What the task requires – Which lines hold the word "title"? Copy each of them from the material.

Records shown –
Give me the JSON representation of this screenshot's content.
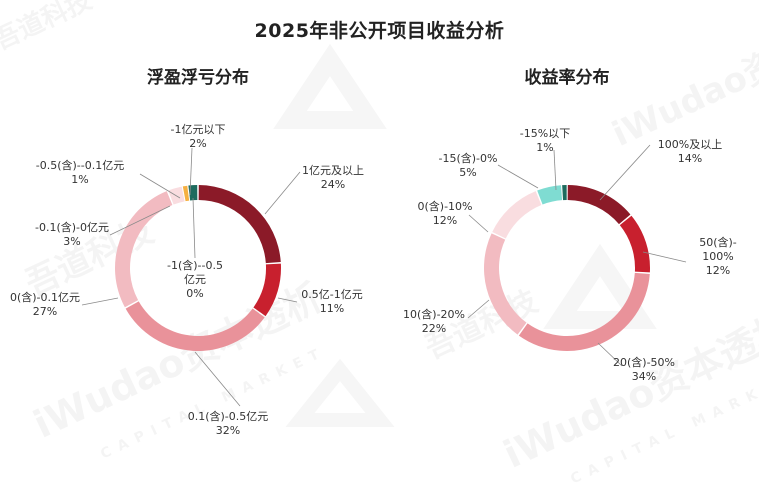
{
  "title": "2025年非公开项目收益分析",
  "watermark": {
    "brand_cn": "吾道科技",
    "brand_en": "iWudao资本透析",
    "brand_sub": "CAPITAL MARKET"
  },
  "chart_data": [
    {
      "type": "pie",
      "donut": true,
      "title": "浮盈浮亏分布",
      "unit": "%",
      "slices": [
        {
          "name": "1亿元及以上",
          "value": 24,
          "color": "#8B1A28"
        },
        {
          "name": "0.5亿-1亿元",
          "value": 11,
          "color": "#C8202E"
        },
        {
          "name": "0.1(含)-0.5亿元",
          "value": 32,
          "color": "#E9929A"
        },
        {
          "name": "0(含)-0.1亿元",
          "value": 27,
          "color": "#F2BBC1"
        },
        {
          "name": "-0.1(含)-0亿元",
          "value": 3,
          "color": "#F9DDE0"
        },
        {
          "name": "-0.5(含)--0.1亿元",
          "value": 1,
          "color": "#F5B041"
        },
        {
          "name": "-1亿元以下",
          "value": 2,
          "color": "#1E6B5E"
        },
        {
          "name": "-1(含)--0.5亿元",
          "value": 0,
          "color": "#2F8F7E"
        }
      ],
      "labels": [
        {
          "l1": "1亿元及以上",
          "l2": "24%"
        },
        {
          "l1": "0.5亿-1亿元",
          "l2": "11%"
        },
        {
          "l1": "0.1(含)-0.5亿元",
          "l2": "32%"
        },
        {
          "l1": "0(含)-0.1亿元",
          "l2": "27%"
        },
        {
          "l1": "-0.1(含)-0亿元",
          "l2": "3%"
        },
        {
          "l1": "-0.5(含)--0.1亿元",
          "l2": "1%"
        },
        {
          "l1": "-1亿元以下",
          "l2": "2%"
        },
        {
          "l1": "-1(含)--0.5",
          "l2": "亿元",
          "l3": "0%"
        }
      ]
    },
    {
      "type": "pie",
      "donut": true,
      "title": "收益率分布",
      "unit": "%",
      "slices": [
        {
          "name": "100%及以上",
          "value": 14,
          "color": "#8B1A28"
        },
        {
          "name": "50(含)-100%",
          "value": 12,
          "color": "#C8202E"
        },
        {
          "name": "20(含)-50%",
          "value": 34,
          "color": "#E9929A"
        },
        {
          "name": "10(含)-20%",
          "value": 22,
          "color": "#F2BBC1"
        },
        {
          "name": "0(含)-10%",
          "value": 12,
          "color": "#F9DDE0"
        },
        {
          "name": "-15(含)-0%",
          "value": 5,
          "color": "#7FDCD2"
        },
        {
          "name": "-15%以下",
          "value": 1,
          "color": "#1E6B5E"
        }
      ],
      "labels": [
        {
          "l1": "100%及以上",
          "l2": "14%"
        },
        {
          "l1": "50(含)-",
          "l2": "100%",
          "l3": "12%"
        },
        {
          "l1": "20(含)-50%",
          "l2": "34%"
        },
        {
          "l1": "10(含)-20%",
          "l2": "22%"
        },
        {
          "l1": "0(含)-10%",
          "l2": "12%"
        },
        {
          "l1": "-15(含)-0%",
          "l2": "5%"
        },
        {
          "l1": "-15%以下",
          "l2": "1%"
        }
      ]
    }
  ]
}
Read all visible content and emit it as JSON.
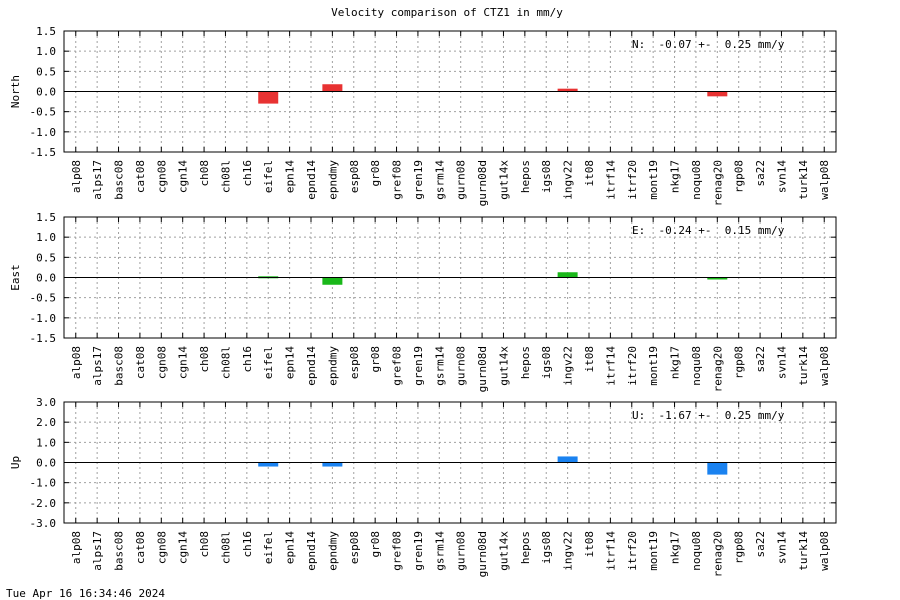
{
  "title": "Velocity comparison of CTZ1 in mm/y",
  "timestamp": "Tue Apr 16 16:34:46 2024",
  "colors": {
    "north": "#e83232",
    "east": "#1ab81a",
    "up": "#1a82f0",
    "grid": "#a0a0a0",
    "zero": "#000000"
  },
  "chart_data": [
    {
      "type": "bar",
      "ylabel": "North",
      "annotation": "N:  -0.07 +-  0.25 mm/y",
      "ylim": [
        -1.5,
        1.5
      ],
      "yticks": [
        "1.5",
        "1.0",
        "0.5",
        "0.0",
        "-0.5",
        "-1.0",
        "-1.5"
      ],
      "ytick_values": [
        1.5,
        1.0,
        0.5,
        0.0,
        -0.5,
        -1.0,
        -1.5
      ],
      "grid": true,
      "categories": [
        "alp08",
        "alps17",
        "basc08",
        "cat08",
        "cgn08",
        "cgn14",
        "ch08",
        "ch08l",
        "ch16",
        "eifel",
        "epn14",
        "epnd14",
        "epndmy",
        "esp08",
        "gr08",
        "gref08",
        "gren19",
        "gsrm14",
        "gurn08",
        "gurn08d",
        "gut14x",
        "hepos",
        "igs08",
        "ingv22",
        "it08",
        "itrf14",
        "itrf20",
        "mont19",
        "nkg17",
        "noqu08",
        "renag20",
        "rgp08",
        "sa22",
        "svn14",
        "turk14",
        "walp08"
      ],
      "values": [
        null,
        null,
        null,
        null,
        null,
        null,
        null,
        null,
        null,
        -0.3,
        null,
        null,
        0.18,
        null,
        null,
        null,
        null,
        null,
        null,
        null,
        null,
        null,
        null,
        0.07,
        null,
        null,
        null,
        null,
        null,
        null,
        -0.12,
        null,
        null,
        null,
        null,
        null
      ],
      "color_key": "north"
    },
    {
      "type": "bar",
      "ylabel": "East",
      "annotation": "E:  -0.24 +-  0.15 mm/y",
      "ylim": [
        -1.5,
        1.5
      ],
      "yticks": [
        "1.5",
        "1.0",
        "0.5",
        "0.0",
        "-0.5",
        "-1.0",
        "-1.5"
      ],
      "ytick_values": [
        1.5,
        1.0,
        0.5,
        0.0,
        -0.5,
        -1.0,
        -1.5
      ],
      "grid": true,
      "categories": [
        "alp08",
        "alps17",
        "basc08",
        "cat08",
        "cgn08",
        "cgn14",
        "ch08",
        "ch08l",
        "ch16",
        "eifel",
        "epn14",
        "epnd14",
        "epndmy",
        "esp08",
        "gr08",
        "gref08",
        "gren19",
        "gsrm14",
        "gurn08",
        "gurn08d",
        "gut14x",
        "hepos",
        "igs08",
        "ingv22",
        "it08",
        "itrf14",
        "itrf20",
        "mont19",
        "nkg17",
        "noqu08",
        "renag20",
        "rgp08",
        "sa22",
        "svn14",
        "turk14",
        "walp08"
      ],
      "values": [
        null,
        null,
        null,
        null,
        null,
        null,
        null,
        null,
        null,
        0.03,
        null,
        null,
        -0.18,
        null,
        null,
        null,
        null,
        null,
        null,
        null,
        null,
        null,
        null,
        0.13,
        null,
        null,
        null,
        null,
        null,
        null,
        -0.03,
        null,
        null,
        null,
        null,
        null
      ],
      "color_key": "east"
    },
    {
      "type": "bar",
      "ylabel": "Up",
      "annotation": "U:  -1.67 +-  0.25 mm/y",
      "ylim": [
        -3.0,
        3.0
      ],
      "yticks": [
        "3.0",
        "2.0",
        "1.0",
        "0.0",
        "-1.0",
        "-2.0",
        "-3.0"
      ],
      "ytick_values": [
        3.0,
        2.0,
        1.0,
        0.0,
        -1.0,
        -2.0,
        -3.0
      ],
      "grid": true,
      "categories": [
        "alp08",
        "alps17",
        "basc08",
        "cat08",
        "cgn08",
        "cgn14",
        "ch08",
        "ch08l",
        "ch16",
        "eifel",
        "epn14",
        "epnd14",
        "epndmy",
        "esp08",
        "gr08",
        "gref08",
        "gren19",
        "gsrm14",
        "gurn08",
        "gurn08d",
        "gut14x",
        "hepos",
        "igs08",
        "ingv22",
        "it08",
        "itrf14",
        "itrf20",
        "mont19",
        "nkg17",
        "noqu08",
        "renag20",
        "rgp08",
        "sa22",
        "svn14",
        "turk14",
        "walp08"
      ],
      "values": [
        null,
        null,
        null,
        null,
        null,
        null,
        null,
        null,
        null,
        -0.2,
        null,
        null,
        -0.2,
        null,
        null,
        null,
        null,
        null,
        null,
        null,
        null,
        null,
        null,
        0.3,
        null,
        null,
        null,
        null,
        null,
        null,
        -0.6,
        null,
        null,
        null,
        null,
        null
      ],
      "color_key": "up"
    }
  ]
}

Task solution –
  "title": "2025年非公开项目收益分析",
      "title": "浮盈浮亏分布",
      "title": "收益率分布",
  "title": "Velocity comparison of CTZ1 in mm/y",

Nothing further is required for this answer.